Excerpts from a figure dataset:
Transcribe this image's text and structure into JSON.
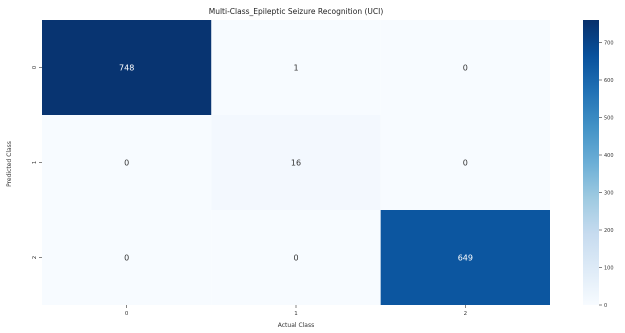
{
  "chart_data": {
    "type": "heatmap",
    "title": "Multi-Class_Epileptic Seizure Recognition (UCI)",
    "xlabel": "Actual Class",
    "ylabel": "Predicted Class",
    "x_categories": [
      "0",
      "1",
      "2"
    ],
    "y_categories": [
      "0",
      "1",
      "2"
    ],
    "values": [
      [
        748,
        1,
        0
      ],
      [
        0,
        16,
        0
      ],
      [
        0,
        0,
        649
      ]
    ],
    "colorbar": {
      "range": [
        0,
        760
      ],
      "ticks": [
        0,
        100,
        200,
        300,
        400,
        500,
        600,
        700
      ],
      "colormap": "Blues",
      "low_color": "#f7fbff",
      "high_color": "#08306b"
    },
    "grid": false,
    "legend": "colorbar-right"
  }
}
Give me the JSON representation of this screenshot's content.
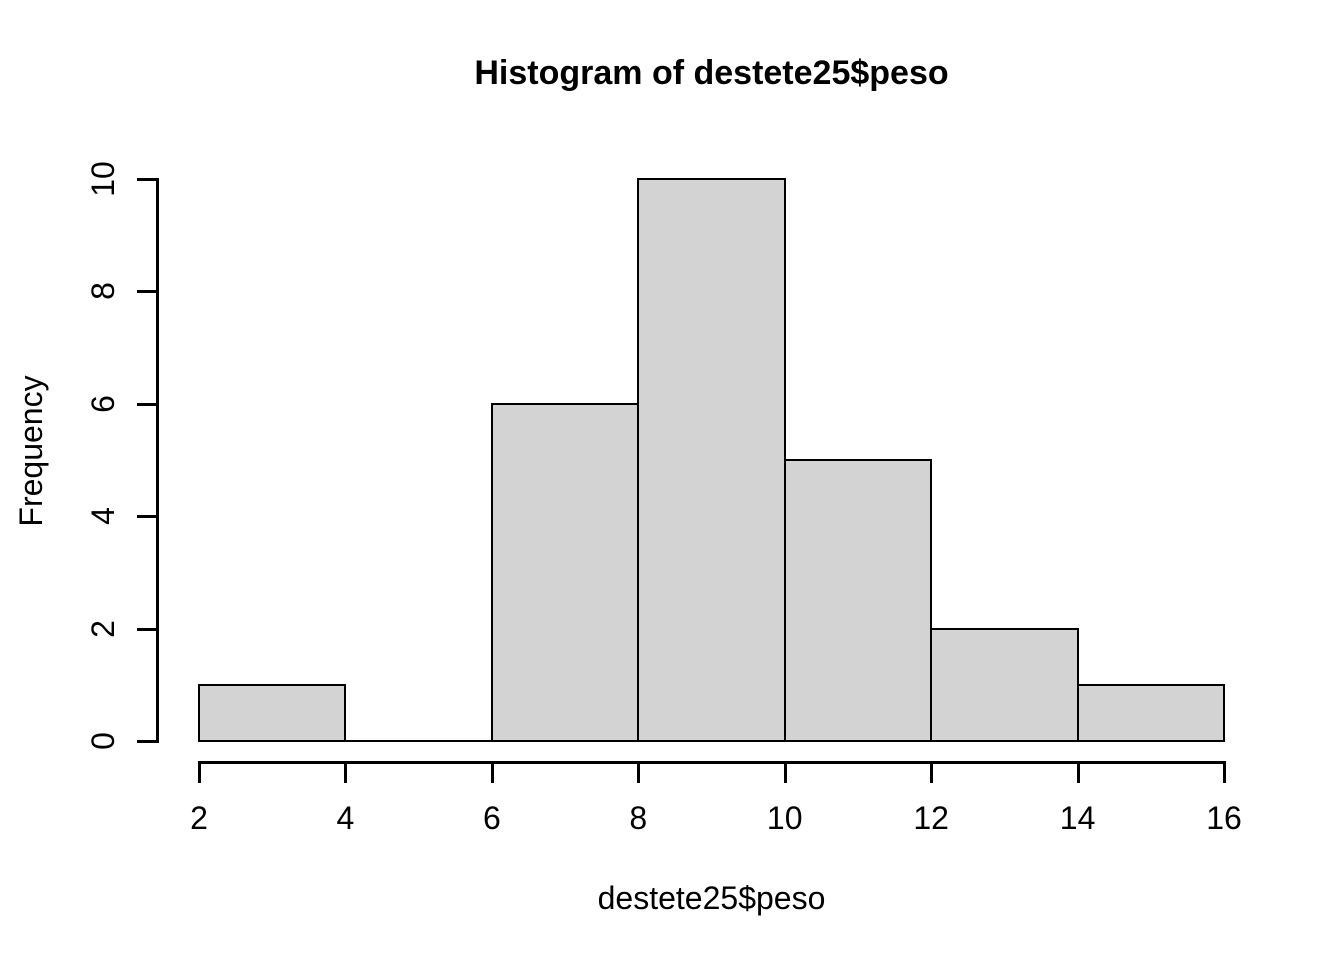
{
  "chart_data": {
    "type": "bar",
    "subtype": "histogram",
    "title": "Histogram of destete25$peso",
    "xlabel": "destete25$peso",
    "ylabel": "Frequency",
    "bins": [
      {
        "x0": 2,
        "x1": 4,
        "count": 1
      },
      {
        "x0": 4,
        "x1": 6,
        "count": 0
      },
      {
        "x0": 6,
        "x1": 8,
        "count": 6
      },
      {
        "x0": 8,
        "x1": 10,
        "count": 10
      },
      {
        "x0": 10,
        "x1": 12,
        "count": 5
      },
      {
        "x0": 12,
        "x1": 14,
        "count": 2
      },
      {
        "x0": 14,
        "x1": 16,
        "count": 1
      }
    ],
    "x_ticks": [
      2,
      4,
      6,
      8,
      10,
      12,
      14,
      16
    ],
    "y_ticks": [
      0,
      2,
      4,
      6,
      8,
      10
    ],
    "xlim": [
      2,
      16
    ],
    "ylim": [
      0,
      10
    ],
    "grid": false,
    "legend": null,
    "bar_fill": "#d3d3d3",
    "bar_border": "#000000",
    "axis_color": "#000000",
    "background": "#ffffff"
  }
}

What you should do:
Copy every line above in which the string "peso" shows up.

The response:
    "title": "Histogram of destete25$peso",
    "xlabel": "destete25$peso",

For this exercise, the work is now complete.